Description of the task: Each line containing the word "color" needs to be copied.

Recorded data:
=======
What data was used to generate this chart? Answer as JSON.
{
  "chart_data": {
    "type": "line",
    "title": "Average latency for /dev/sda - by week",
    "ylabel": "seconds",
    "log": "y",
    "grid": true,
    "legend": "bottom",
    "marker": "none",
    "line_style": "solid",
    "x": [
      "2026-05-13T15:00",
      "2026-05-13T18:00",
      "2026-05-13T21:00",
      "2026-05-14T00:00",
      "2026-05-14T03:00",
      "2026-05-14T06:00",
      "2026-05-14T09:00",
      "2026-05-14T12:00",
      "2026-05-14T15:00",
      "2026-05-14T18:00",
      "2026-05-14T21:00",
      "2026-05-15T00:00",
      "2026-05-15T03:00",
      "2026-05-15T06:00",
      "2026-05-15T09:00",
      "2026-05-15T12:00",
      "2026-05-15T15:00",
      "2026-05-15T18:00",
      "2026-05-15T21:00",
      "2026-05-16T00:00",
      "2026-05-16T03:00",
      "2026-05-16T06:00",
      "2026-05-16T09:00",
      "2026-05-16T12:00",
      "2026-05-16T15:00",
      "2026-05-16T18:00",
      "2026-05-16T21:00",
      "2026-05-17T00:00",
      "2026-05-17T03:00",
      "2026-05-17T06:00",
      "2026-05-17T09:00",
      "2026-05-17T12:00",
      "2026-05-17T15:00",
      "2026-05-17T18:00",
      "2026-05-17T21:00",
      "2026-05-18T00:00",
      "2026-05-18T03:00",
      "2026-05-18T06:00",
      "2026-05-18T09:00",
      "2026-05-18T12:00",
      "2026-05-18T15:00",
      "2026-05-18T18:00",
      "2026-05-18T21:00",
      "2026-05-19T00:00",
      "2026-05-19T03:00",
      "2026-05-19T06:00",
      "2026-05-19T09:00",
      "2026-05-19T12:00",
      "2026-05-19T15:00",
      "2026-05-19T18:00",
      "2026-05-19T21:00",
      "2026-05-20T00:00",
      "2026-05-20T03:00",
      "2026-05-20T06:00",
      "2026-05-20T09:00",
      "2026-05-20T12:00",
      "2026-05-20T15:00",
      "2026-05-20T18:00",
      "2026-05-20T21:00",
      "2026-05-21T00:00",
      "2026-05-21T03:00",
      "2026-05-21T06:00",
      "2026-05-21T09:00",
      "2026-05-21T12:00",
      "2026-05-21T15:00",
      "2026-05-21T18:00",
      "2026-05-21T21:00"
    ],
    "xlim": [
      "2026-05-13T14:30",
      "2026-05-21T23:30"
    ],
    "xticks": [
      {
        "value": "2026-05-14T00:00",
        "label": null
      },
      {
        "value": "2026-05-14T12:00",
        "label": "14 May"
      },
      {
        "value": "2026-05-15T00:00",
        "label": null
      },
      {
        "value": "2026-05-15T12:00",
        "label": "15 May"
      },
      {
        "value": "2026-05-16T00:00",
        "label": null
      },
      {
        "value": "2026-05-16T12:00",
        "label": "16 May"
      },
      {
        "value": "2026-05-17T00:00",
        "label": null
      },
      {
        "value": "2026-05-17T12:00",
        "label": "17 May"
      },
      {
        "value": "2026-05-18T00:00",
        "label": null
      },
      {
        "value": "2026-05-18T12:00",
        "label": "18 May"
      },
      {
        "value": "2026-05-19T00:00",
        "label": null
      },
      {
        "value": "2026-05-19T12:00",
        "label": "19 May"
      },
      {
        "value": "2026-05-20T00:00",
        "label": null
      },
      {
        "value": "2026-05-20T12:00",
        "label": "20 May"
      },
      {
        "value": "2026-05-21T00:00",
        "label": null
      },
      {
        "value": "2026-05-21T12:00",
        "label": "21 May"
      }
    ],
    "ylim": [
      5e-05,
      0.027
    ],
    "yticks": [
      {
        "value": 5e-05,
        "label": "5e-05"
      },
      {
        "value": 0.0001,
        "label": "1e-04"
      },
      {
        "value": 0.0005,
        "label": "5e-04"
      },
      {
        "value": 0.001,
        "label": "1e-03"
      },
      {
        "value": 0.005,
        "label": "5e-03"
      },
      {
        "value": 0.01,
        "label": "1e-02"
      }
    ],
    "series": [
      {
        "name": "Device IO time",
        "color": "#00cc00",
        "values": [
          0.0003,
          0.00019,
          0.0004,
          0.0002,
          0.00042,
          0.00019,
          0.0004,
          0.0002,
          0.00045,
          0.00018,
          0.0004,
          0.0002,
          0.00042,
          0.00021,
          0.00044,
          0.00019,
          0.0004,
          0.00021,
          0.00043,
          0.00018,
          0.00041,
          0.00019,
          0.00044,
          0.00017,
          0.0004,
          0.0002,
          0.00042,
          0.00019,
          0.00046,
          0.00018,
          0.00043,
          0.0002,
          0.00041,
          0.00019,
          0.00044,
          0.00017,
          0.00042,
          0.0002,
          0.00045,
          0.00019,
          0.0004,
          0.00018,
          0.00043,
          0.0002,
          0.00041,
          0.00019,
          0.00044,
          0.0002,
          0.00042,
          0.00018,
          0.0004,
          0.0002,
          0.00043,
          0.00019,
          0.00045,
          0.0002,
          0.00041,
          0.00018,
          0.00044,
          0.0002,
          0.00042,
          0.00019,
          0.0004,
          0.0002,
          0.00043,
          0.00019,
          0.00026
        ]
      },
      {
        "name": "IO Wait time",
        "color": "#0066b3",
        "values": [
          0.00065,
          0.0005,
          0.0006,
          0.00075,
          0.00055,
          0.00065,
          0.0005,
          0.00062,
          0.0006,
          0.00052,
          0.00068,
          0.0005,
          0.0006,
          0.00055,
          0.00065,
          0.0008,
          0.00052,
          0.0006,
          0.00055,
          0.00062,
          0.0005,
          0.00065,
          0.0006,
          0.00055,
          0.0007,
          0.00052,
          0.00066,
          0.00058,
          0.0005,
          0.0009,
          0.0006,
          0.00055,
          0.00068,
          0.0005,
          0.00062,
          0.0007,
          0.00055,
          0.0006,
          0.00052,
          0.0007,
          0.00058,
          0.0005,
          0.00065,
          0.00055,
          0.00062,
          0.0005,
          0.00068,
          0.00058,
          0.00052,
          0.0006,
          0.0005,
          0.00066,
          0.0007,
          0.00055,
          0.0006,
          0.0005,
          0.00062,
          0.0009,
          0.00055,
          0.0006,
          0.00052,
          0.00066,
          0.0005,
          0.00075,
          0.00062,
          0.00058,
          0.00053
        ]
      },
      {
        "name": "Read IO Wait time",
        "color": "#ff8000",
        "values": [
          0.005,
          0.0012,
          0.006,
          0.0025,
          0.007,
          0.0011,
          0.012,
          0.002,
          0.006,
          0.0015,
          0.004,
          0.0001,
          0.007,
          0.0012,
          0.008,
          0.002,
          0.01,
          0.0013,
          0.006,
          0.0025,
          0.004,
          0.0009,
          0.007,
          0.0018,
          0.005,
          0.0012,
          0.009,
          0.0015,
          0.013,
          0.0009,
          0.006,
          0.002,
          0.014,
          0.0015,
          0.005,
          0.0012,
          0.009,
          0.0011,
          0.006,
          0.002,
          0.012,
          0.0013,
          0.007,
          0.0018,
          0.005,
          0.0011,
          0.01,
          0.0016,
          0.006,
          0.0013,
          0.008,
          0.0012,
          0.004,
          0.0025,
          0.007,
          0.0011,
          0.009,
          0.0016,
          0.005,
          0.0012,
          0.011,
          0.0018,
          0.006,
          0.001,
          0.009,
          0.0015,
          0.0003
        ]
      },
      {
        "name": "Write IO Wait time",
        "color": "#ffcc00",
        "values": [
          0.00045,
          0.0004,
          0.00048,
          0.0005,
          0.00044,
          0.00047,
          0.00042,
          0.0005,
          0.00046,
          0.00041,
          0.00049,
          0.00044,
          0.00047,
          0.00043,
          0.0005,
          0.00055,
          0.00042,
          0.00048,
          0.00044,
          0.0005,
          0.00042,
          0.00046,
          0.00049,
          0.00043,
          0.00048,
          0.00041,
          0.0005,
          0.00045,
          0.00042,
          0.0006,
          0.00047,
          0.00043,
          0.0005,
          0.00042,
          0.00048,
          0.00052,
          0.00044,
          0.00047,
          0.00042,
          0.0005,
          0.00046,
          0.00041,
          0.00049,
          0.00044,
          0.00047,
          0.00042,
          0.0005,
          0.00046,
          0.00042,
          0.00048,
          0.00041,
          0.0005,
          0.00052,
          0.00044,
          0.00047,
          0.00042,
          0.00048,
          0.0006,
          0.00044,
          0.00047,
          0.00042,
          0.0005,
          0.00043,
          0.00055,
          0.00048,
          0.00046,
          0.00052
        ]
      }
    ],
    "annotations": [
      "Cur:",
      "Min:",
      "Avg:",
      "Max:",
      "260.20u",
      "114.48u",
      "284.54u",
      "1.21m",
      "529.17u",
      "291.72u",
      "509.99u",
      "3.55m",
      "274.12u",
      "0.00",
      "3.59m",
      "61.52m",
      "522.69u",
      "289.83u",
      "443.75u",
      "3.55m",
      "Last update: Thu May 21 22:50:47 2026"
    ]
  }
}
=======
Answer to the exercise:
        "color": "#00cc00",
        "color": "#0066b3",
        "color": "#ff8000",
        "color": "#ffcc00",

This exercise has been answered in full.